Give the listing again in full, exactly as written.

───── GIVEN INFORMATION

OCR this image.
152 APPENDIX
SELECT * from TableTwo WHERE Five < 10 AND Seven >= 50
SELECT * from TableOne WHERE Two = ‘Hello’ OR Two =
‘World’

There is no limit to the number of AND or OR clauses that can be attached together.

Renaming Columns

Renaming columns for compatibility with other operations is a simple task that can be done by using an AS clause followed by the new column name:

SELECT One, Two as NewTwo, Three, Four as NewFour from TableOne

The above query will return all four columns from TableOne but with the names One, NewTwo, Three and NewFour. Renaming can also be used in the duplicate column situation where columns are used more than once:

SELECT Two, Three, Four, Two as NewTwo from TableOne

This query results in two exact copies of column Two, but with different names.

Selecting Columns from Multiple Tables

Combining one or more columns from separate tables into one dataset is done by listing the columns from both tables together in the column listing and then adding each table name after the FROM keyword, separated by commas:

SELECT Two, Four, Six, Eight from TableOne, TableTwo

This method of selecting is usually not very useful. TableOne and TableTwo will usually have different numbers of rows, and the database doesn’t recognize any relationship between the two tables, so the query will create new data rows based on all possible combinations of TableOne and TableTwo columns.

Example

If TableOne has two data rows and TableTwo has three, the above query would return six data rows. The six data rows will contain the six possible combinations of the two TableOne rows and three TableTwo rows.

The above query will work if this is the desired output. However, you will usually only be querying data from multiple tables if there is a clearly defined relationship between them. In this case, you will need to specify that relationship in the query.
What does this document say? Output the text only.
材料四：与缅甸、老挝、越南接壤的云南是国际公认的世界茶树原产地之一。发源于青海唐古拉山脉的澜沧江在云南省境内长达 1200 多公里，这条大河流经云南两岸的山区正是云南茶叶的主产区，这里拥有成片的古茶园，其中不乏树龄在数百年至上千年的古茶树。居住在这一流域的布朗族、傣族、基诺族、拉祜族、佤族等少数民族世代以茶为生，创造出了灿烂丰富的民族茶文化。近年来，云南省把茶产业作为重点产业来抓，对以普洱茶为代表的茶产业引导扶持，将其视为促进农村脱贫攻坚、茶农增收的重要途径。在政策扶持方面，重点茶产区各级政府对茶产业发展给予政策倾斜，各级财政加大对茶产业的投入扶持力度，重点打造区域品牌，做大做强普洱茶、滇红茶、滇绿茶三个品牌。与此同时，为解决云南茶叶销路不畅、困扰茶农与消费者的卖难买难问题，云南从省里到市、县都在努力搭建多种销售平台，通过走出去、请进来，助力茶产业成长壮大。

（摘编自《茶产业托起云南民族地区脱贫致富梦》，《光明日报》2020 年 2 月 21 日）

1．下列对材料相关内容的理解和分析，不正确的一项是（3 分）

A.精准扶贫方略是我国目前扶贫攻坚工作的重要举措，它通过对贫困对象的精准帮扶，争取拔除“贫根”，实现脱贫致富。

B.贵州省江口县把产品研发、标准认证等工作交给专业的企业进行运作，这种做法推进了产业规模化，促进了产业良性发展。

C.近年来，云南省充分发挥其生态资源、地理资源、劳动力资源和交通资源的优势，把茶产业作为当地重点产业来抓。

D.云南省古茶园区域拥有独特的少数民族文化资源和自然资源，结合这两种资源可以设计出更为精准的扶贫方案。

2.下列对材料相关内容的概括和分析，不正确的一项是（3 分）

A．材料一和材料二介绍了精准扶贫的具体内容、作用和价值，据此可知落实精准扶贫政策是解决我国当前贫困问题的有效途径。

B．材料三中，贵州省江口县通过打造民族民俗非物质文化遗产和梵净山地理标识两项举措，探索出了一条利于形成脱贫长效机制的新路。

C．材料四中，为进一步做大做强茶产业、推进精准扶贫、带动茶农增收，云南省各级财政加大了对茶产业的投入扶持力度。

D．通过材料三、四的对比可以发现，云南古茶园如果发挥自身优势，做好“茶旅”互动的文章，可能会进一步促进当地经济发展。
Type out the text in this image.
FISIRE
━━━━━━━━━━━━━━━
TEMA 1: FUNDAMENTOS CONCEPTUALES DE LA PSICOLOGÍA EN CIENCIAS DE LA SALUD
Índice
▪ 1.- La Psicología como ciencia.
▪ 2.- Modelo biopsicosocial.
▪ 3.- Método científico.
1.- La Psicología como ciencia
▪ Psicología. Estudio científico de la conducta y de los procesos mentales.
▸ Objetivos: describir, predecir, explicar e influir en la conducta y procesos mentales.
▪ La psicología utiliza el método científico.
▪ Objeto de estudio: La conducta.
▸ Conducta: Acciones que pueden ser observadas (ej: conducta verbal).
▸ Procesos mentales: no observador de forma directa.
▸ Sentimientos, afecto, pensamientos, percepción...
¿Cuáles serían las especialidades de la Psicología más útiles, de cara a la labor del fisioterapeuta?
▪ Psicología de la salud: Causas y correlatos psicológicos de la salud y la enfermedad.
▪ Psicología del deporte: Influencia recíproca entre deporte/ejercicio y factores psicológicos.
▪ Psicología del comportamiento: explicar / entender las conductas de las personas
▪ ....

──────────

● **RESULT OF THE TASK**
OCR this image.
152 APPENDIX
SELECT * from TableTwo WHERE Five < 10 AND Seven >= 50
SELECT * from TableOne WHERE Two = ‘Hello’ OR Two =
‘World’

There is no limit to the number of AND or OR clauses that can be attached together.

Renaming Columns

Renaming columns for compatibility with other operations is a simple task that can be done by using an AS clause followed by the new column name:

SELECT One, Two as NewTwo, Three, Four as NewFour from TableOne

The above query will return all four columns from TableOne but with the names One, NewTwo, Three and NewFour. Renaming can also be used in the duplicate column situation where columns are used more than once:

SELECT Two, Three, Four, Two as NewTwo from TableOne

This query results in two exact copies of column Two, but with different names.

Selecting Columns from Multiple Tables

Combining one or more columns from separate tables into one dataset is done by listing the columns from both tables together in the column listing and then adding each table name after the FROM keyword, separated by commas:

SELECT Two, Four, Six, Eight from TableOne, TableTwo

This method of selecting is usually not very useful. TableOne and TableTwo will usually have different numbers of rows, and the database doesn’t recognize any relationship between the two tables, so the query will create new data rows based on all possible combinations of TableOne and TableTwo columns.

Example

If TableOne has two data rows and TableTwo has three, the above query would return six data rows. The six data rows will contain the six possible combinations of the two TableOne rows and three TableTwo rows.

The above query will work if this is the desired output. However, you will usually only be querying data from multiple tables if there is a clearly defined relationship between them. In this case, you will need to specify that relationship in the query.
What does this document say? Output the text only.
材料四：与缅甸、老挝、越南接壤的云南是国际公认的世界茶树原产地之一。发源于青海唐古拉山脉的澜沧江在云南省境内长达 1200 多公里，这条大河流经云南两岸的山区正是云南茶叶的主产区，这里拥有成片的古茶园，其中不乏树龄在数百年至上千年的古茶树。居住在这一流域的布朗族、傣族、基诺族、拉祜族、佤族等少数民族世代以茶为生，创造出了灿烂丰富的民族茶文化。近年来，云南省把茶产业作为重点产业来抓，对以普洱茶为代表的茶产业引导扶持，将其视为促进农村脱贫攻坚、茶农增收的重要途径。在政策扶持方面，重点茶产区各级政府对茶产业发展给予政策倾斜，各级财政加大对茶产业的投入扶持力度，重点打造区域品牌，做大做强普洱茶、滇红茶、滇绿茶三个品牌。与此同时，为解决云南茶叶销路不畅、困扰茶农与消费者的卖难买难问题，云南从省里到市、县都在努力搭建多种销售平台，通过走出去、请进来，助力茶产业成长壮大。

（摘编自《茶产业托起云南民族地区脱贫致富梦》，《光明日报》2020 年 2 月 21 日）

1．下列对材料相关内容的理解和分析，不正确的一项是（3 分）

A.精准扶贫方略是我国目前扶贫攻坚工作的重要举措，它通过对贫困对象的精准帮扶，争取拔除“贫根”，实现脱贫致富。

B.贵州省江口县把产品研发、标准认证等工作交给专业的企业进行运作，这种做法推进了产业规模化，促进了产业良性发展。

C.近年来，云南省充分发挥其生态资源、地理资源、劳动力资源和交通资源的优势，把茶产业作为当地重点产业来抓。

D.云南省古茶园区域拥有独特的少数民族文化资源和自然资源，结合这两种资源可以设计出更为精准的扶贫方案。

2.下列对材料相关内容的概括和分析，不正确的一项是（3 分）

A．材料一和材料二介绍了精准扶贫的具体内容、作用和价值，据此可知落实精准扶贫政策是解决我国当前贫困问题的有效途径。

B．材料三中，贵州省江口县通过打造民族民俗非物质文化遗产和梵净山地理标识两项举措，探索出了一条利于形成脱贫长效机制的新路。

C．材料四中，为进一步做大做强茶产业、推进精准扶贫、带动茶农增收，云南省各级财政加大了对茶产业的投入扶持力度。

D．通过材料三、四的对比可以发现，云南古茶园如果发挥自身优势，做好“茶旅”互动的文章，可能会进一步促进当地经济发展。
Type out the text in this image.
FISIRE
━━━━━━━━━━━━━━━
TEMA 1: FUNDAMENTOS CONCEPTUALES DE LA PSICOLOGÍA EN CIENCIAS DE LA SALUD
Índice
▪ 1.- La Psicología como ciencia.
▪ 2.- Modelo biopsicosocial.
▪ 3.- Método científico.
1.- La Psicología como ciencia
▪ Psicología. Estudio científico de la conducta y de los procesos mentales.
▸ Objetivos: describir, predecir, explicar e influir en la conducta y procesos mentales.
▪ La psicología utiliza el método científico.
▪ Objeto de estudio: La conducta.
▸ Conducta: Acciones que pueden ser observadas (ej: conducta verbal).
▸ Procesos mentales: no observador de forma directa.
▸ Sentimientos, afecto, pensamientos, percepción...
¿Cuáles serían las especialidades de la Psicología más útiles, de cara a la labor del fisioterapeuta?
▪ Psicología de la salud: Causas y correlatos psicológicos de la salud y la enfermedad.
▪ Psicología del deporte: Influencia recíproca entre deporte/ejercicio y factores psicológicos.
▪ Psicología del comportamiento: explicar / entender las conductas de las personas
▪ ....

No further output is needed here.